Records from a dataset
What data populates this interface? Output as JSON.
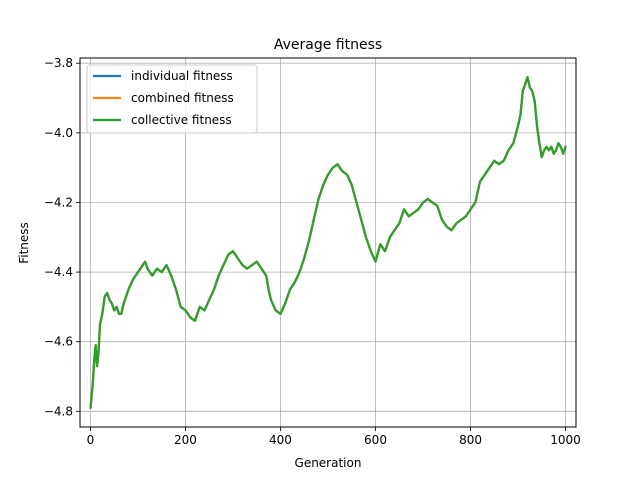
{
  "chart_data": {
    "type": "line",
    "title": "Average fitness",
    "xlabel": "Generation",
    "ylabel": "Fitness",
    "xlim": [
      -22,
      1022
    ],
    "ylim": [
      -4.845,
      -3.785
    ],
    "xticks": [
      0,
      200,
      400,
      600,
      800,
      1000
    ],
    "xtick_labels": [
      "0",
      "200",
      "400",
      "600",
      "800",
      "1000"
    ],
    "yticks": [
      -4.8,
      -4.6,
      -4.4,
      -4.2,
      -4.0,
      -3.8
    ],
    "ytick_labels": [
      "−4.8",
      "−4.6",
      "−4.4",
      "−4.2",
      "−4.0",
      "−3.8"
    ],
    "grid": true,
    "legend_position": "top-left",
    "series": [
      {
        "name": "individual fitness",
        "color": "#1f77b4",
        "x": [
          0,
          5,
          8,
          11,
          14,
          17,
          20,
          25,
          30,
          35,
          40,
          45,
          50,
          55,
          60,
          65,
          70,
          75,
          80,
          90,
          100,
          110,
          115,
          120,
          130,
          140,
          150,
          160,
          170,
          175,
          180,
          190,
          200,
          210,
          220,
          225,
          230,
          240,
          250,
          260,
          270,
          280,
          290,
          300,
          310,
          320,
          330,
          340,
          350,
          360,
          370,
          375,
          380,
          390,
          400,
          410,
          420,
          430,
          440,
          450,
          460,
          470,
          480,
          490,
          500,
          510,
          520,
          525,
          530,
          540,
          550,
          560,
          570,
          580,
          590,
          600,
          610,
          620,
          630,
          640,
          650,
          660,
          670,
          680,
          690,
          700,
          710,
          720,
          730,
          740,
          750,
          760,
          770,
          780,
          790,
          800,
          810,
          820,
          830,
          840,
          850,
          860,
          870,
          880,
          890,
          900,
          905,
          910,
          915,
          920,
          925,
          930,
          935,
          940,
          945,
          950,
          955,
          960,
          965,
          970,
          975,
          980,
          985,
          990,
          995,
          1000
        ],
        "y": [
          -4.79,
          -4.72,
          -4.65,
          -4.61,
          -4.67,
          -4.63,
          -4.55,
          -4.52,
          -4.47,
          -4.46,
          -4.48,
          -4.49,
          -4.51,
          -4.5,
          -4.52,
          -4.52,
          -4.49,
          -4.47,
          -4.45,
          -4.42,
          -4.4,
          -4.38,
          -4.37,
          -4.39,
          -4.41,
          -4.39,
          -4.4,
          -4.38,
          -4.41,
          -4.43,
          -4.45,
          -4.5,
          -4.51,
          -4.53,
          -4.54,
          -4.52,
          -4.5,
          -4.51,
          -4.48,
          -4.45,
          -4.41,
          -4.38,
          -4.35,
          -4.34,
          -4.36,
          -4.38,
          -4.39,
          -4.38,
          -4.37,
          -4.39,
          -4.41,
          -4.45,
          -4.48,
          -4.51,
          -4.52,
          -4.49,
          -4.45,
          -4.43,
          -4.4,
          -4.36,
          -4.31,
          -4.25,
          -4.19,
          -4.15,
          -4.12,
          -4.1,
          -4.09,
          -4.1,
          -4.11,
          -4.12,
          -4.15,
          -4.2,
          -4.25,
          -4.3,
          -4.34,
          -4.37,
          -4.32,
          -4.34,
          -4.3,
          -4.28,
          -4.26,
          -4.22,
          -4.24,
          -4.23,
          -4.22,
          -4.2,
          -4.19,
          -4.2,
          -4.21,
          -4.25,
          -4.27,
          -4.28,
          -4.26,
          -4.25,
          -4.24,
          -4.22,
          -4.2,
          -4.14,
          -4.12,
          -4.1,
          -4.08,
          -4.09,
          -4.08,
          -4.05,
          -4.03,
          -3.98,
          -3.95,
          -3.88,
          -3.86,
          -3.84,
          -3.87,
          -3.88,
          -3.91,
          -3.98,
          -4.03,
          -4.07,
          -4.05,
          -4.04,
          -4.05,
          -4.04,
          -4.06,
          -4.05,
          -4.03,
          -4.04,
          -4.06,
          -4.04
        ]
      },
      {
        "name": "combined fitness",
        "color": "#ff7f0e",
        "x": [
          0,
          5,
          8,
          11,
          14,
          17,
          20,
          25,
          30,
          35,
          40,
          45,
          50,
          55,
          60,
          65,
          70,
          75,
          80,
          90,
          100,
          110,
          115,
          120,
          130,
          140,
          150,
          160,
          170,
          175,
          180,
          190,
          200,
          210,
          220,
          225,
          230,
          240,
          250,
          260,
          270,
          280,
          290,
          300,
          310,
          320,
          330,
          340,
          350,
          360,
          370,
          375,
          380,
          390,
          400,
          410,
          420,
          430,
          440,
          450,
          460,
          470,
          480,
          490,
          500,
          510,
          520,
          525,
          530,
          540,
          550,
          560,
          570,
          580,
          590,
          600,
          610,
          620,
          630,
          640,
          650,
          660,
          670,
          680,
          690,
          700,
          710,
          720,
          730,
          740,
          750,
          760,
          770,
          780,
          790,
          800,
          810,
          820,
          830,
          840,
          850,
          860,
          870,
          880,
          890,
          900,
          905,
          910,
          915,
          920,
          925,
          930,
          935,
          940,
          945,
          950,
          955,
          960,
          965,
          970,
          975,
          980,
          985,
          990,
          995,
          1000
        ],
        "y": [
          -4.79,
          -4.72,
          -4.65,
          -4.61,
          -4.67,
          -4.63,
          -4.55,
          -4.52,
          -4.47,
          -4.46,
          -4.48,
          -4.49,
          -4.51,
          -4.5,
          -4.52,
          -4.52,
          -4.49,
          -4.47,
          -4.45,
          -4.42,
          -4.4,
          -4.38,
          -4.37,
          -4.39,
          -4.41,
          -4.39,
          -4.4,
          -4.38,
          -4.41,
          -4.43,
          -4.45,
          -4.5,
          -4.51,
          -4.53,
          -4.54,
          -4.52,
          -4.5,
          -4.51,
          -4.48,
          -4.45,
          -4.41,
          -4.38,
          -4.35,
          -4.34,
          -4.36,
          -4.38,
          -4.39,
          -4.38,
          -4.37,
          -4.39,
          -4.41,
          -4.45,
          -4.48,
          -4.51,
          -4.52,
          -4.49,
          -4.45,
          -4.43,
          -4.4,
          -4.36,
          -4.31,
          -4.25,
          -4.19,
          -4.15,
          -4.12,
          -4.1,
          -4.09,
          -4.1,
          -4.11,
          -4.12,
          -4.15,
          -4.2,
          -4.25,
          -4.3,
          -4.34,
          -4.37,
          -4.32,
          -4.34,
          -4.3,
          -4.28,
          -4.26,
          -4.22,
          -4.24,
          -4.23,
          -4.22,
          -4.2,
          -4.19,
          -4.2,
          -4.21,
          -4.25,
          -4.27,
          -4.28,
          -4.26,
          -4.25,
          -4.24,
          -4.22,
          -4.2,
          -4.14,
          -4.12,
          -4.1,
          -4.08,
          -4.09,
          -4.08,
          -4.05,
          -4.03,
          -3.98,
          -3.95,
          -3.88,
          -3.86,
          -3.84,
          -3.87,
          -3.88,
          -3.91,
          -3.98,
          -4.03,
          -4.07,
          -4.05,
          -4.04,
          -4.05,
          -4.04,
          -4.06,
          -4.05,
          -4.03,
          -4.04,
          -4.06,
          -4.04
        ]
      },
      {
        "name": "collective fitness",
        "color": "#2ca02c",
        "x": [
          0,
          5,
          8,
          11,
          14,
          17,
          20,
          25,
          30,
          35,
          40,
          45,
          50,
          55,
          60,
          65,
          70,
          75,
          80,
          90,
          100,
          110,
          115,
          120,
          130,
          140,
          150,
          160,
          170,
          175,
          180,
          190,
          200,
          210,
          220,
          225,
          230,
          240,
          250,
          260,
          270,
          280,
          290,
          300,
          310,
          320,
          330,
          340,
          350,
          360,
          370,
          375,
          380,
          390,
          400,
          410,
          420,
          430,
          440,
          450,
          460,
          470,
          480,
          490,
          500,
          510,
          520,
          525,
          530,
          540,
          550,
          560,
          570,
          580,
          590,
          600,
          610,
          620,
          630,
          640,
          650,
          660,
          670,
          680,
          690,
          700,
          710,
          720,
          730,
          740,
          750,
          760,
          770,
          780,
          790,
          800,
          810,
          820,
          830,
          840,
          850,
          860,
          870,
          880,
          890,
          900,
          905,
          910,
          915,
          920,
          925,
          930,
          935,
          940,
          945,
          950,
          955,
          960,
          965,
          970,
          975,
          980,
          985,
          990,
          995,
          1000
        ],
        "y": [
          -4.79,
          -4.72,
          -4.65,
          -4.61,
          -4.67,
          -4.63,
          -4.55,
          -4.52,
          -4.47,
          -4.46,
          -4.48,
          -4.49,
          -4.51,
          -4.5,
          -4.52,
          -4.52,
          -4.49,
          -4.47,
          -4.45,
          -4.42,
          -4.4,
          -4.38,
          -4.37,
          -4.39,
          -4.41,
          -4.39,
          -4.4,
          -4.38,
          -4.41,
          -4.43,
          -4.45,
          -4.5,
          -4.51,
          -4.53,
          -4.54,
          -4.52,
          -4.5,
          -4.51,
          -4.48,
          -4.45,
          -4.41,
          -4.38,
          -4.35,
          -4.34,
          -4.36,
          -4.38,
          -4.39,
          -4.38,
          -4.37,
          -4.39,
          -4.41,
          -4.45,
          -4.48,
          -4.51,
          -4.52,
          -4.49,
          -4.45,
          -4.43,
          -4.4,
          -4.36,
          -4.31,
          -4.25,
          -4.19,
          -4.15,
          -4.12,
          -4.1,
          -4.09,
          -4.1,
          -4.11,
          -4.12,
          -4.15,
          -4.2,
          -4.25,
          -4.3,
          -4.34,
          -4.37,
          -4.32,
          -4.34,
          -4.3,
          -4.28,
          -4.26,
          -4.22,
          -4.24,
          -4.23,
          -4.22,
          -4.2,
          -4.19,
          -4.2,
          -4.21,
          -4.25,
          -4.27,
          -4.28,
          -4.26,
          -4.25,
          -4.24,
          -4.22,
          -4.2,
          -4.14,
          -4.12,
          -4.1,
          -4.08,
          -4.09,
          -4.08,
          -4.05,
          -4.03,
          -3.98,
          -3.95,
          -3.88,
          -3.86,
          -3.84,
          -3.87,
          -3.88,
          -3.91,
          -3.98,
          -4.03,
          -4.07,
          -4.05,
          -4.04,
          -4.05,
          -4.04,
          -4.06,
          -4.05,
          -4.03,
          -4.04,
          -4.06,
          -4.04
        ]
      }
    ]
  }
}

* _WHAT YOU ARE ASKED TO DO_:
Go through the lines above. Select every one that has the string "color".

* _RESPONSE TO THE TASK_:
        "color": "#1f77b4",
        "color": "#ff7f0e",
        "color": "#2ca02c",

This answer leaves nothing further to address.